REQUEST
Repeat the entire listing exactly as written.

— BEGIN MATERIAL PROVIDED —

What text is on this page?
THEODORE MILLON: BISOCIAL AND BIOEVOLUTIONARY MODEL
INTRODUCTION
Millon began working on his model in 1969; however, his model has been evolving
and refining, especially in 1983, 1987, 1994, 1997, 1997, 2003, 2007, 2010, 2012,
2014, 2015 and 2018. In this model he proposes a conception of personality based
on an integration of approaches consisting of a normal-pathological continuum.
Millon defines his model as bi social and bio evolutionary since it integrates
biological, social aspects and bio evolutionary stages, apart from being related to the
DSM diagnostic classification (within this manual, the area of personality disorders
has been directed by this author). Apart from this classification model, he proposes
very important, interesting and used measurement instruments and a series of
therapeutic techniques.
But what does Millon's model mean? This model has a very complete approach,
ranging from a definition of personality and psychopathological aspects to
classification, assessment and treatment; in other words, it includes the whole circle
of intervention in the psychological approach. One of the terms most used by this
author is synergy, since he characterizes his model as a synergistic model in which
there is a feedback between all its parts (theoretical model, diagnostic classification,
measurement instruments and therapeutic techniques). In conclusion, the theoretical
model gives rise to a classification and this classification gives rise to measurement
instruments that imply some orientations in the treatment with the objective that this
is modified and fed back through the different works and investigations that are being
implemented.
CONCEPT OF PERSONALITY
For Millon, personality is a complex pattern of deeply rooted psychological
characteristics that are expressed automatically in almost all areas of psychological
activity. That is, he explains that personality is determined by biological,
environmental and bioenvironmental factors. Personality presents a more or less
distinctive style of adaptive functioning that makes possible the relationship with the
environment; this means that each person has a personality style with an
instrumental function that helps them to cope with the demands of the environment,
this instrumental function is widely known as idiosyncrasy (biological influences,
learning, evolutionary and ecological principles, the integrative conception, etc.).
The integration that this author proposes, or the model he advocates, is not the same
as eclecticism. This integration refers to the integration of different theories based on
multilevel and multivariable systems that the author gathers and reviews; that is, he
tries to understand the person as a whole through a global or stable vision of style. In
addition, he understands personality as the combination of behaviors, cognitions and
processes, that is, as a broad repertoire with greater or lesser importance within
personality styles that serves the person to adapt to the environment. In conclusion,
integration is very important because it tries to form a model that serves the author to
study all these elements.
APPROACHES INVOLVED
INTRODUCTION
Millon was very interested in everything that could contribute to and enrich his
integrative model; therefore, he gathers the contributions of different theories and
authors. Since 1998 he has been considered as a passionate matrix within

— END MATERIAL PROVIDED —

ANSWER IN FULL
What text is on this page?
THEODORE MILLON: BISOCIAL AND BIOEVOLUTIONARY MODEL
INTRODUCTION
Millon began working on his model in 1969; however, his model has been evolving
and refining, especially in 1983, 1987, 1994, 1997, 1997, 2003, 2007, 2010, 2012,
2014, 2015 and 2018. In this model he proposes a conception of personality based
on an integration of approaches consisting of a normal-pathological continuum.
Millon defines his model as bi social and bio evolutionary since it integrates
biological, social aspects and bio evolutionary stages, apart from being related to the
DSM diagnostic classification (within this manual, the area of personality disorders
has been directed by this author). Apart from this classification model, he proposes
very important, interesting and used measurement instruments and a series of
therapeutic techniques.
But what does Millon's model mean? This model has a very complete approach,
ranging from a definition of personality and psychopathological aspects to
classification, assessment and treatment; in other words, it includes the whole circle
of intervention in the psychological approach. One of the terms most used by this
author is synergy, since he characterizes his model as a synergistic model in which
there is a feedback between all its parts (theoretical model, diagnostic classification,
measurement instruments and therapeutic techniques). In conclusion, the theoretical
model gives rise to a classification and this classification gives rise to measurement
instruments that imply some orientations in the treatment with the objective that this
is modified and fed back through the different works and investigations that are being
implemented.
CONCEPT OF PERSONALITY
For Millon, personality is a complex pattern of deeply rooted psychological
characteristics that are expressed automatically in almost all areas of psychological
activity. That is, he explains that personality is determined by biological,
environmental and bioenvironmental factors. Personality presents a more or less
distinctive style of adaptive functioning that makes possible the relationship with the
environment; this means that each person has a personality style with an
instrumental function that helps them to cope with the demands of the environment,
this instrumental function is widely known as idiosyncrasy (biological influences,
learning, evolutionary and ecological principles, the integrative conception, etc.).
The integration that this author proposes, or the model he advocates, is not the same
as eclecticism. This integration refers to the integration of different theories based on
multilevel and multivariable systems that the author gathers and reviews; that is, he
tries to understand the person as a whole through a global or stable vision of style. In
addition, he understands personality as the combination of behaviors, cognitions and
processes, that is, as a broad repertoire with greater or lesser importance within
personality styles that serves the person to adapt to the environment. In conclusion,
integration is very important because it tries to form a model that serves the author to
study all these elements.
APPROACHES INVOLVED
INTRODUCTION
Millon was very interested in everything that could contribute to and enrich his
integrative model; therefore, he gathers the contributions of different theories and
authors. Since 1998 he has been considered as a passionate matrix within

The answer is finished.